— START OF DATA FOR THIS TASK —

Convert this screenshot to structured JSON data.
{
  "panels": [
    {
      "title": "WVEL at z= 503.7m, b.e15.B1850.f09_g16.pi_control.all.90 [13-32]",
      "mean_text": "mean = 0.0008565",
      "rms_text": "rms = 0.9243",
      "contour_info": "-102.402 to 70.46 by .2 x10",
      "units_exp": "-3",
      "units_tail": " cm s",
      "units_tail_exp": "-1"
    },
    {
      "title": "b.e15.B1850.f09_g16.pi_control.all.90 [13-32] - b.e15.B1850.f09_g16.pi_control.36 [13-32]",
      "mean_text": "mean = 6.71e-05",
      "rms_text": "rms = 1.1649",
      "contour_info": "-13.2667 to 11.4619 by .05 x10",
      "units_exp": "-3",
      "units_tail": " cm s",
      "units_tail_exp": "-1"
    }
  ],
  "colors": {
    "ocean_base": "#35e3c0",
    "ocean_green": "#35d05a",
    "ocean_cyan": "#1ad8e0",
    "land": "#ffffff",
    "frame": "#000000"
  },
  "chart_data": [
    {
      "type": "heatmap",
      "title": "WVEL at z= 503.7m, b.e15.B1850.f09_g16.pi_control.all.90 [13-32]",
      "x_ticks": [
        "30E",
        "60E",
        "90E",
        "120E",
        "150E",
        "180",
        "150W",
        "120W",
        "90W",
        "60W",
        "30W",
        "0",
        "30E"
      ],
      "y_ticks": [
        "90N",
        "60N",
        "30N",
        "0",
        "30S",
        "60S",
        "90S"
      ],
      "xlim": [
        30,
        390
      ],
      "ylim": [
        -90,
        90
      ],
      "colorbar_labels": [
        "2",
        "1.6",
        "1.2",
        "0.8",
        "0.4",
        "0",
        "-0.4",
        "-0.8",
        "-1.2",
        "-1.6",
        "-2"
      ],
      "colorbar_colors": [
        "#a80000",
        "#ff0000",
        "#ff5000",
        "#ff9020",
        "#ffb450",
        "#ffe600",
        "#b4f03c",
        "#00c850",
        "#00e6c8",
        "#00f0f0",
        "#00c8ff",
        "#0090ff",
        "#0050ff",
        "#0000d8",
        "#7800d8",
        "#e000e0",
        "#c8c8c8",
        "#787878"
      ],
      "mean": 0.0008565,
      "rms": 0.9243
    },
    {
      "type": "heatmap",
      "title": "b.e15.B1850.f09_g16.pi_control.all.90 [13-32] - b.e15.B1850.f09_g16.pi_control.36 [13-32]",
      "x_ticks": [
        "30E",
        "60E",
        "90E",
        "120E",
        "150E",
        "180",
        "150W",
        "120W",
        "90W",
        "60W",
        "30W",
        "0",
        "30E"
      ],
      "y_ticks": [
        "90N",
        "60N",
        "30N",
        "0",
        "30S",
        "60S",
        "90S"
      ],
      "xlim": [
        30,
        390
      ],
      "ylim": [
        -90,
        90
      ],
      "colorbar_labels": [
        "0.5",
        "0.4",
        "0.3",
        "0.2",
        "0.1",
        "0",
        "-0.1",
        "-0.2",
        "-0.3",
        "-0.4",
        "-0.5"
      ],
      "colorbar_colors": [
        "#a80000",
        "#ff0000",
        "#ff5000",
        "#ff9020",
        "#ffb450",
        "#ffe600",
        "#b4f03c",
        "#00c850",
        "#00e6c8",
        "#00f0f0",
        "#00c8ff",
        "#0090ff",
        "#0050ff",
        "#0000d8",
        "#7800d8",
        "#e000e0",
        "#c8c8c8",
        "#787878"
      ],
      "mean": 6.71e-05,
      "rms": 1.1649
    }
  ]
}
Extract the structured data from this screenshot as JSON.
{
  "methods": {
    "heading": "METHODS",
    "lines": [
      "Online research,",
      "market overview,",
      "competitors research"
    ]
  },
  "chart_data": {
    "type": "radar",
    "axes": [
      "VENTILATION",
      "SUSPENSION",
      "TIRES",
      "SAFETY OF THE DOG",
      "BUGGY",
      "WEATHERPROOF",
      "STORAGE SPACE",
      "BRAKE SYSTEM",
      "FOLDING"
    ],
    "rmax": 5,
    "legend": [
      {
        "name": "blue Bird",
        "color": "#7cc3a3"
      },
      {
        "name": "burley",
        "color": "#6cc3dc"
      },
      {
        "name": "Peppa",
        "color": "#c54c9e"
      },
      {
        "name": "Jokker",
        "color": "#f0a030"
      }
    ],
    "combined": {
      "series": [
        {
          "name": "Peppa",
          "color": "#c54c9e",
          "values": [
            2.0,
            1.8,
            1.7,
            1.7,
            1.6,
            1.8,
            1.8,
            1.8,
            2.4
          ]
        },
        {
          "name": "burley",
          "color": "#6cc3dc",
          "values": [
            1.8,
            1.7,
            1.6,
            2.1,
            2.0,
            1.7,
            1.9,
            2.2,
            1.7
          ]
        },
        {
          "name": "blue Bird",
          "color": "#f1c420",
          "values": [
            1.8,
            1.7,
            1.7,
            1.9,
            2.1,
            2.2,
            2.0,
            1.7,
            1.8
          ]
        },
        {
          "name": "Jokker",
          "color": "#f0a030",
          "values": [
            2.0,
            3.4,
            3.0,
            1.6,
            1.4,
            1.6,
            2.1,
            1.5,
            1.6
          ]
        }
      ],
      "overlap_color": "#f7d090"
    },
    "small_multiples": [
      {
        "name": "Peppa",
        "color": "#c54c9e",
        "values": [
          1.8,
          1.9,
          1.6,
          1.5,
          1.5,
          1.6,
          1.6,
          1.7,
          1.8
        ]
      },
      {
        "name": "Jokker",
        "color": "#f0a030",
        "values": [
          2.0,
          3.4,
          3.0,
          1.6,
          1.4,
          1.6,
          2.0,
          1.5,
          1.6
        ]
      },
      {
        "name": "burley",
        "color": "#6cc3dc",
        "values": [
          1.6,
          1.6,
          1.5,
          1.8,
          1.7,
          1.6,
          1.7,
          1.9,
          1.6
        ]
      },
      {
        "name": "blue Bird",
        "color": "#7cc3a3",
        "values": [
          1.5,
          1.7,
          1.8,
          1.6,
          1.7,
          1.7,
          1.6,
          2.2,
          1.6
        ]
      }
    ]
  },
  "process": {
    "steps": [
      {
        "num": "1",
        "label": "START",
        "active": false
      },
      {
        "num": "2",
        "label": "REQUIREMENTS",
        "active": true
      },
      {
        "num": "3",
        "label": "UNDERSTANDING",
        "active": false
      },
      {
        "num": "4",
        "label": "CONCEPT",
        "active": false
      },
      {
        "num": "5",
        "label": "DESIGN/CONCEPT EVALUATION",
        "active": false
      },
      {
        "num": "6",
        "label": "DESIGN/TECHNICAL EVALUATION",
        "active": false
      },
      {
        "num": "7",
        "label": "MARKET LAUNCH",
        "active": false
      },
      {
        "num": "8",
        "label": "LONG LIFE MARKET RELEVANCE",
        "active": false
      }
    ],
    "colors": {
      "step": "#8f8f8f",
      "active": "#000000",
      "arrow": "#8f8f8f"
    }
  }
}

— END OF DATA FOR THIS TASK —

Scan the listing above and copy all lines containing the word "research".

      "Online research,",
      "competitors research"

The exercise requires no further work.